— 課題の内容 —
1. 本文の「このようなケースは、一般的には何の変哲もない「よくあること」と考えられがちです。」から始まり「れてきた状況をイメージしてみてください。」までの部分を、「作業所」を「事業所」に置き換えて更新してください。
2. 本文中で鉤括弧「」に囲まれている語句をすべて書き出す。

— 抜粋 —
·····
鎖の法則 〜行動と行動とが鎖のように繋がっている〜

一般的に健常者と呼ばれる人においては、思考や行動にバリエーションがあります。
どういうことかというと…

例えば、休日に行きつけのカフェに行こうとしているところをイメージしてみてください。

しかし、その道中、本屋で流行りの雑誌を見つけてしまい、10分ほど立ち読みをした後にカフェに向かいました。
このようなケースは、一般的には何の変哲もない「よくあること」と考えられがちです。

ところが、自閉症もしくは自閉的傾向の強い方にとっては「立ち読みをした」という“寄り道”はとても苦手なことなのです。
そのような本人の日常的に行われる行動の特徴は、「特定の行動をしたと同時に次の行動も決定される」ということなのです。
例えば、今度は、ご家族が利用者さんを車で作業所に送られてきた状況をイメージしてみてください。
·····
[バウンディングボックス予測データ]
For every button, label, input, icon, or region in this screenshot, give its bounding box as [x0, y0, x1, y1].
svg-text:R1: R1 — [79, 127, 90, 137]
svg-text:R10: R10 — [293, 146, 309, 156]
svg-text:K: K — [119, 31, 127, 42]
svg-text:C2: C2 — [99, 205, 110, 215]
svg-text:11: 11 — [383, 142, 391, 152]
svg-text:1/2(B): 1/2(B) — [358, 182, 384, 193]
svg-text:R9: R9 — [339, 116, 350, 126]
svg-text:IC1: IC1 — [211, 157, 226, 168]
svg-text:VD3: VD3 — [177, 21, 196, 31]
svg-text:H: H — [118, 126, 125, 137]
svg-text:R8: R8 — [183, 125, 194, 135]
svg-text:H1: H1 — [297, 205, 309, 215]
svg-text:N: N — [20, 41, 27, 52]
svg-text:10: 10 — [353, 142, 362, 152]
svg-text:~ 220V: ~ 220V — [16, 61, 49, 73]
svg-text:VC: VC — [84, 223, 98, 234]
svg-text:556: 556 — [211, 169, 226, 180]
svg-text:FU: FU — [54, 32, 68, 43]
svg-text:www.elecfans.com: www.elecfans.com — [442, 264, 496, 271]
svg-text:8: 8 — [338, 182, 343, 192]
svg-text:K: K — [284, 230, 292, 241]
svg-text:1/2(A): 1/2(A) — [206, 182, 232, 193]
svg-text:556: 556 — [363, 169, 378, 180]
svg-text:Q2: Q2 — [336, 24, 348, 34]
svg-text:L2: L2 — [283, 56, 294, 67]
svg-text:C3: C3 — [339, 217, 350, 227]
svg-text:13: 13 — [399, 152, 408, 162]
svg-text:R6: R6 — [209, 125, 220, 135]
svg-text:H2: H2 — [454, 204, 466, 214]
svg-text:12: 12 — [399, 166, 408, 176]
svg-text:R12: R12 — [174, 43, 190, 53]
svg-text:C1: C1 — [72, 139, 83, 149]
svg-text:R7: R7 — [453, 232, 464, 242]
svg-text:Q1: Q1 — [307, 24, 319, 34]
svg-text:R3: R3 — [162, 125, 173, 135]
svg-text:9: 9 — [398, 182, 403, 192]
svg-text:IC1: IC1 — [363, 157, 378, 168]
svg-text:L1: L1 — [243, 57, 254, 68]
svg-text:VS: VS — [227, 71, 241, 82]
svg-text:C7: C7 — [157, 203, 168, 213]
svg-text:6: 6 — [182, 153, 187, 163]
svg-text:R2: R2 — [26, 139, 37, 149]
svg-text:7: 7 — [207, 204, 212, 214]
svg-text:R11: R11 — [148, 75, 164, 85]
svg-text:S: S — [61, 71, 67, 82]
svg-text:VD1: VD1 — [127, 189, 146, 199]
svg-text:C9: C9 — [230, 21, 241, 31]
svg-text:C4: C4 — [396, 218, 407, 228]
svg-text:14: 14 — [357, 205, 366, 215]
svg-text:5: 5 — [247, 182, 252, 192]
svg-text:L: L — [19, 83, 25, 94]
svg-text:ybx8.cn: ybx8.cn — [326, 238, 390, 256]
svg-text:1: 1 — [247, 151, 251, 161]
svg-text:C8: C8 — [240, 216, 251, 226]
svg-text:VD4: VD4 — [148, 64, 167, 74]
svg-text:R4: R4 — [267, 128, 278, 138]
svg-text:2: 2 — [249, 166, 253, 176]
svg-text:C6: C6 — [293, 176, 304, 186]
·····
— 課題別の結果 —
1.
このようなケースは、一般的には何の変哲もない「よくあること」と考えられがちです。

ところが、自閉症もしくは自閉的傾向の強い方にとっては「立ち読みをした」という“寄り道”はとても苦手なことなのです。
そのような本人の日常的に行われる行動の特徴は、「特定の行動をしたと同時に次の行動も決定される」ということなのです。
例えば、今度は、ご家族が利用者さんを車で事業所に送られてきた状況をイメージしてみてください。

2.
よくあること
立ち読みをした
特定の行動をしたと同時に次の行動も決定される